(Annotated element entries)
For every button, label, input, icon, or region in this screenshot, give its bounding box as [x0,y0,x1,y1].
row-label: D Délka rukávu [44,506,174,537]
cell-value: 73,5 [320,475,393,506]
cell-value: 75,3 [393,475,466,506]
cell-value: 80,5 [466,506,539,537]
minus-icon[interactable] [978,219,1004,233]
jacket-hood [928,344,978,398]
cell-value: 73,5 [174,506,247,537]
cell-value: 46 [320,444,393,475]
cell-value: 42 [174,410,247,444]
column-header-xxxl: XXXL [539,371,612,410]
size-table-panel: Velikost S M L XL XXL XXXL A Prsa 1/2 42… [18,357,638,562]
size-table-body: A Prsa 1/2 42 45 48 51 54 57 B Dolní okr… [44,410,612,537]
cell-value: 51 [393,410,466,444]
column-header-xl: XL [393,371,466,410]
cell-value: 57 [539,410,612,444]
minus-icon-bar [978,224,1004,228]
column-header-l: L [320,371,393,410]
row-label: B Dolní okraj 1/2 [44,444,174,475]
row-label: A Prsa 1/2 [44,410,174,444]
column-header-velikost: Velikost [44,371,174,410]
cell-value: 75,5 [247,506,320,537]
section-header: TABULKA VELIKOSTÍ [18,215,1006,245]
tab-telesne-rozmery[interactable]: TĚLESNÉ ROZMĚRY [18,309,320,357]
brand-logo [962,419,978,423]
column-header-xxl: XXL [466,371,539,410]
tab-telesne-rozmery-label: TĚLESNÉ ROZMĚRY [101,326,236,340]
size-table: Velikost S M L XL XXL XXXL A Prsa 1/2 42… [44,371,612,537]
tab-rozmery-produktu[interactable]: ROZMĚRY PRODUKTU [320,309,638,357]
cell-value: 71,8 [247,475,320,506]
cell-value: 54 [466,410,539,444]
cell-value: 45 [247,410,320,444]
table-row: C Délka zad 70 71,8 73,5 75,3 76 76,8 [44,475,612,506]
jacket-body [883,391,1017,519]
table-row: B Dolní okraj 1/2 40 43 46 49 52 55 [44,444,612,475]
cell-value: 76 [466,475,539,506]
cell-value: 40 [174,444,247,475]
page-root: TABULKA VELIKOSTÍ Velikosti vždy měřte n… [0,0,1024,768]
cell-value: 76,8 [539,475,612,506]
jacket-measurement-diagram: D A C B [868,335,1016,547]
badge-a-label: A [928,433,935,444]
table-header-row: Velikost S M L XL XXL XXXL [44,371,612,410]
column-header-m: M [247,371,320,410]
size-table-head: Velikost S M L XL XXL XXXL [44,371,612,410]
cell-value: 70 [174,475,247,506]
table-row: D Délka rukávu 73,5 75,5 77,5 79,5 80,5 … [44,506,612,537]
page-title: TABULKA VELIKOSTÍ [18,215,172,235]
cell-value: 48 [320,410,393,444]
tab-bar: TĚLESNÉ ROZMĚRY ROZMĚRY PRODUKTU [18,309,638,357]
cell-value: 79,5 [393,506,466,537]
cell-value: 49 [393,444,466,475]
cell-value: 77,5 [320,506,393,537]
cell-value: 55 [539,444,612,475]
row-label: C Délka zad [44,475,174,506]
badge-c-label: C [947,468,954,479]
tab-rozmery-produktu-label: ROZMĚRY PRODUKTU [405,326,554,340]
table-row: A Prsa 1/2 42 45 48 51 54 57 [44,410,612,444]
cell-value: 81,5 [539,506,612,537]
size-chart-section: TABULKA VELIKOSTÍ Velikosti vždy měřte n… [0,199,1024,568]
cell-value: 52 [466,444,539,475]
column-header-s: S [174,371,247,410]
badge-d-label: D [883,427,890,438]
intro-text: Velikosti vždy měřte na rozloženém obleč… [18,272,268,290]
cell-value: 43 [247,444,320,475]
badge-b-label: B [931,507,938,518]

* _YOUR TASK_
Reproduce every line of the data above verbatim, preserving the original order.

* _OUTPUT OF THE EXERCISE_
For every button, label, input, icon, or region in this screenshot, give its bounding box as [x0,y0,x1,y1].
row-label: D Délka rukávu [44,506,174,537]
cell-value: 73,5 [320,475,393,506]
cell-value: 75,3 [393,475,466,506]
cell-value: 80,5 [466,506,539,537]
minus-icon[interactable] [978,219,1004,233]
jacket-hood [928,344,978,398]
cell-value: 73,5 [174,506,247,537]
cell-value: 46 [320,444,393,475]
cell-value: 42 [174,410,247,444]
column-header-xxxl: XXXL [539,371,612,410]
size-table-panel: Velikost S M L XL XXL XXXL A Prsa 1/2 42… [18,357,638,562]
size-table-body: A Prsa 1/2 42 45 48 51 54 57 B Dolní okr… [44,410,612,537]
cell-value: 51 [393,410,466,444]
column-header-xl: XL [393,371,466,410]
cell-value: 57 [539,410,612,444]
minus-icon-bar [978,224,1004,228]
column-header-l: L [320,371,393,410]
row-label: B Dolní okraj 1/2 [44,444,174,475]
row-label: A Prsa 1/2 [44,410,174,444]
column-header-velikost: Velikost [44,371,174,410]
cell-value: 75,5 [247,506,320,537]
section-header: TABULKA VELIKOSTÍ [18,215,1006,245]
tab-telesne-rozmery[interactable]: TĚLESNÉ ROZMĚRY [18,309,320,357]
brand-logo [962,419,978,423]
column-header-xxl: XXL [466,371,539,410]
tab-telesne-rozmery-label: TĚLESNÉ ROZMĚRY [101,326,236,340]
size-table: Velikost S M L XL XXL XXXL A Prsa 1/2 42… [44,371,612,537]
tab-rozmery-produktu[interactable]: ROZMĚRY PRODUKTU [320,309,638,357]
cell-value: 71,8 [247,475,320,506]
cell-value: 54 [466,410,539,444]
cell-value: 45 [247,410,320,444]
table-row: C Délka zad 70 71,8 73,5 75,3 76 76,8 [44,475,612,506]
jacket-body [883,391,1017,519]
table-row: B Dolní okraj 1/2 40 43 46 49 52 55 [44,444,612,475]
cell-value: 76 [466,475,539,506]
cell-value: 40 [174,444,247,475]
page-root: TABULKA VELIKOSTÍ Velikosti vždy měřte n… [0,0,1024,768]
cell-value: 76,8 [539,475,612,506]
jacket-measurement-diagram: D A C B [868,335,1016,547]
badge-a-label: A [928,433,935,444]
table-header-row: Velikost S M L XL XXL XXXL [44,371,612,410]
column-header-m: M [247,371,320,410]
size-table-head: Velikost S M L XL XXL XXXL [44,371,612,410]
cell-value: 70 [174,475,247,506]
table-row: D Délka rukávu 73,5 75,5 77,5 79,5 80,5 … [44,506,612,537]
page-title: TABULKA VELIKOSTÍ [18,215,172,235]
cell-value: 48 [320,410,393,444]
tab-bar: TĚLESNÉ ROZMĚRY ROZMĚRY PRODUKTU [18,309,638,357]
cell-value: 79,5 [393,506,466,537]
cell-value: 49 [393,444,466,475]
cell-value: 77,5 [320,506,393,537]
cell-value: 55 [539,444,612,475]
row-label: C Délka zad [44,475,174,506]
badge-c-label: C [947,468,954,479]
tab-rozmery-produktu-label: ROZMĚRY PRODUKTU [405,326,554,340]
table-row: A Prsa 1/2 42 45 48 51 54 57 [44,410,612,444]
cell-value: 81,5 [539,506,612,537]
size-chart-section: TABULKA VELIKOSTÍ Velikosti vždy měřte n… [0,199,1024,568]
cell-value: 52 [466,444,539,475]
column-header-s: S [174,371,247,410]
badge-d-label: D [883,427,890,438]
intro-text: Velikosti vždy měřte na rozloženém obleč… [18,272,268,290]
cell-value: 43 [247,444,320,475]
badge-b-label: B [931,507,938,518]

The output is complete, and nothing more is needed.